*The input:*
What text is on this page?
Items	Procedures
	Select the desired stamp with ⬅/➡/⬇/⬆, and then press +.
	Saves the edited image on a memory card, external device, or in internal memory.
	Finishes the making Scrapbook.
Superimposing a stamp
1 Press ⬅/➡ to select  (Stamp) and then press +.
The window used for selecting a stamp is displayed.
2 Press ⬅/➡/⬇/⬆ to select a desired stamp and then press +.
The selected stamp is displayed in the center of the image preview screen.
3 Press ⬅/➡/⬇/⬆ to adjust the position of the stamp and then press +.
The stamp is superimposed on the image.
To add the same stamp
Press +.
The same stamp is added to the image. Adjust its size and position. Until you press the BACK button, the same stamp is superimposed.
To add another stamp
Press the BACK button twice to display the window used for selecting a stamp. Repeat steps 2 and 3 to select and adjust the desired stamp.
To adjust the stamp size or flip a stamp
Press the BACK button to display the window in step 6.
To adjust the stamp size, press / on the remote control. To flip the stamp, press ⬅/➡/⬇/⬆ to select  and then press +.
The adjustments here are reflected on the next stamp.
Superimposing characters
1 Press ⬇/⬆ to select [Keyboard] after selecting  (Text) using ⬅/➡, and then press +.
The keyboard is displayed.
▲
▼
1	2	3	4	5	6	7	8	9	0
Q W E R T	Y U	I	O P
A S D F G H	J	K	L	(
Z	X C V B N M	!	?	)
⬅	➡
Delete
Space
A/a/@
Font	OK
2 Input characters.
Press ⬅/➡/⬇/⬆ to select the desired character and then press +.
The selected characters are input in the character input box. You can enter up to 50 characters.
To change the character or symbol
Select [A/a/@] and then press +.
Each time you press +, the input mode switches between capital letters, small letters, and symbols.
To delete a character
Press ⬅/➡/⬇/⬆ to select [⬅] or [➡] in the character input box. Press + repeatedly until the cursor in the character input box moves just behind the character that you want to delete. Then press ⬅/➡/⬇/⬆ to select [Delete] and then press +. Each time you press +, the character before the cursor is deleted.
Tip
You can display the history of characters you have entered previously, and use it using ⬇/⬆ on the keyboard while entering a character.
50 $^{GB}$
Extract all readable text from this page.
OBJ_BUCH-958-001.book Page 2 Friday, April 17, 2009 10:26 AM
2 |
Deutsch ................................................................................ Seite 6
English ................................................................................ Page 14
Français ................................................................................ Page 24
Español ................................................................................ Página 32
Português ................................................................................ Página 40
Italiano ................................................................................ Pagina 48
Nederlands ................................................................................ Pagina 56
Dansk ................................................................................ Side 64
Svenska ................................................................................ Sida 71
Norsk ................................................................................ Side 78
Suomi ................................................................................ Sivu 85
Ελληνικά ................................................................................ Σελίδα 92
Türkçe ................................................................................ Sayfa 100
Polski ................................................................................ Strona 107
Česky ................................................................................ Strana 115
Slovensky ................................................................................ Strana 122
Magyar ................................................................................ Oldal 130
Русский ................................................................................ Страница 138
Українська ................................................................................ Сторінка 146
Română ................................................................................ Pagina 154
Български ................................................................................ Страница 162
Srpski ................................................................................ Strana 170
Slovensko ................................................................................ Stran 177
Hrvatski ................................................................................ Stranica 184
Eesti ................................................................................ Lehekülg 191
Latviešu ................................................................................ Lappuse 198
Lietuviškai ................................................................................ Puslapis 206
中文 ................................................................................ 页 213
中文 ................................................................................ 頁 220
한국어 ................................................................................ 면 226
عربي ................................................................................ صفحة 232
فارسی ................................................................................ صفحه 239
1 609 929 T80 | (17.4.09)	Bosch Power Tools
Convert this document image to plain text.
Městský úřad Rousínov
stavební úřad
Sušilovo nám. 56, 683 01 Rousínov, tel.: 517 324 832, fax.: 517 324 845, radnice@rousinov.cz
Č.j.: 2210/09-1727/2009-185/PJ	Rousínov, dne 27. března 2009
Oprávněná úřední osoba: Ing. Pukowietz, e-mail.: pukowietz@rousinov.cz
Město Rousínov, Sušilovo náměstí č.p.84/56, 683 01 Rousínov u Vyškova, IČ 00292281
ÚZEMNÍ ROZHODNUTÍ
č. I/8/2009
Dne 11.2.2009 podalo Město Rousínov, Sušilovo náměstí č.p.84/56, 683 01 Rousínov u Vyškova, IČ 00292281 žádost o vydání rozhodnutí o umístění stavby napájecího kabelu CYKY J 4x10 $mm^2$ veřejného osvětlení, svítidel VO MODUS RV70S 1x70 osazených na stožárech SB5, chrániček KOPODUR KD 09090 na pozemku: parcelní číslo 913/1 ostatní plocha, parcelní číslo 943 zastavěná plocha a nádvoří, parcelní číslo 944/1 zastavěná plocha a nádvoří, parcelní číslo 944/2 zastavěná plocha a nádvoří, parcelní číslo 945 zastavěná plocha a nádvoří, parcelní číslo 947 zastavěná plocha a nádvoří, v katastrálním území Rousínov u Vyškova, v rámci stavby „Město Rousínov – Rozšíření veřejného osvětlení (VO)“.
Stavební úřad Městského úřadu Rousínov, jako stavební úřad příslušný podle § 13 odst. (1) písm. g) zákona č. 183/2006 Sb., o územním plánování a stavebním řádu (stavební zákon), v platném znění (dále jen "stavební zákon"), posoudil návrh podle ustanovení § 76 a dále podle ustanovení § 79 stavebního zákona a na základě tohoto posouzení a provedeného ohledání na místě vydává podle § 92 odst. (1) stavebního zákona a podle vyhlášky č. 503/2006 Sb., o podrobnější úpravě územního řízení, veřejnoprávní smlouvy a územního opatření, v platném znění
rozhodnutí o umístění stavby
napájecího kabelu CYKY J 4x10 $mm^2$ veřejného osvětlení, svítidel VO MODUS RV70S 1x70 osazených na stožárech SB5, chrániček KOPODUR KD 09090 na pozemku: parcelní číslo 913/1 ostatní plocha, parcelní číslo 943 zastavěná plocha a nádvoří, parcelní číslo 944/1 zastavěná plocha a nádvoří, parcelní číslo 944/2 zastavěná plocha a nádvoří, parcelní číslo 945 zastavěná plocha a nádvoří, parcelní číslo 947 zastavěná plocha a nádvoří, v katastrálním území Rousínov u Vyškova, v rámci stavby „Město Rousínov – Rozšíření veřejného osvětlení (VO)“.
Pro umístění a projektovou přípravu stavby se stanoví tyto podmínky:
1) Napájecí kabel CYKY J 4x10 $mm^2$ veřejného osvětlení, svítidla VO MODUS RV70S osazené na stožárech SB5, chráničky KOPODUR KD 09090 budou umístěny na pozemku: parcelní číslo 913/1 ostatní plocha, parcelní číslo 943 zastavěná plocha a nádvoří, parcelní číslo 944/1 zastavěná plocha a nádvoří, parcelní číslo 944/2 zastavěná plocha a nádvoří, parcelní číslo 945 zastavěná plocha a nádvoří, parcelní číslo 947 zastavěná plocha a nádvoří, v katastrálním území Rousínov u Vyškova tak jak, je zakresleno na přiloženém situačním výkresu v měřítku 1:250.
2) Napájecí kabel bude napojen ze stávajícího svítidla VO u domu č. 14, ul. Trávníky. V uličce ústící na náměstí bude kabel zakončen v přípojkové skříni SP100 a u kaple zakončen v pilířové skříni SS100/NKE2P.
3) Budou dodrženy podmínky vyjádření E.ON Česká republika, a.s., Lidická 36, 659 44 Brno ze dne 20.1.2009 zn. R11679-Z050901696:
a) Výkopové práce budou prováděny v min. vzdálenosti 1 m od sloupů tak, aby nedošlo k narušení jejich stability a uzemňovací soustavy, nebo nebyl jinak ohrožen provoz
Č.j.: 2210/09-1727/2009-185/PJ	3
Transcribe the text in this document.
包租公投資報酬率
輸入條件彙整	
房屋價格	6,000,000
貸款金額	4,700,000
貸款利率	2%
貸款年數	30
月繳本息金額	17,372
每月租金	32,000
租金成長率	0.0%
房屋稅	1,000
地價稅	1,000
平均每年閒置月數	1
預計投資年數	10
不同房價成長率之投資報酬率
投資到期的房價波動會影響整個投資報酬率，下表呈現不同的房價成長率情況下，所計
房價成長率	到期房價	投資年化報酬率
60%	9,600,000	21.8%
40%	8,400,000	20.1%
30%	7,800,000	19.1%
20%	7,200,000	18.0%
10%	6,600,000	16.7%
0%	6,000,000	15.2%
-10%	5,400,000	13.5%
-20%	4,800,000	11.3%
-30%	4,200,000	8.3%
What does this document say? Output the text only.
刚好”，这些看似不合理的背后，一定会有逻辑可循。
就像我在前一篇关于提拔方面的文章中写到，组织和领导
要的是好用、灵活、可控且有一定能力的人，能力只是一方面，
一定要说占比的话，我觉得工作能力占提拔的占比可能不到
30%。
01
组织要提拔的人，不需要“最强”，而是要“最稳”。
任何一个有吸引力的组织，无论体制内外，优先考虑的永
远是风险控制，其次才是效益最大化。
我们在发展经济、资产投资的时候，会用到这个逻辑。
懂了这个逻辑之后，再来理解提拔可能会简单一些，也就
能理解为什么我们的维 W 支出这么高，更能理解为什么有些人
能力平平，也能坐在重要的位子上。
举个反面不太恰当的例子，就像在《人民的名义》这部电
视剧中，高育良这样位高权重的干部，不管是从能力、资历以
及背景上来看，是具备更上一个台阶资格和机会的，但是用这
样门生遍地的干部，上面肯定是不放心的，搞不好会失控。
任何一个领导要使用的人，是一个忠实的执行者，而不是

*What you will do:* Count the lines in the records above that contain the word "image", and reply with only that number.

*Solution to this exercise:* 5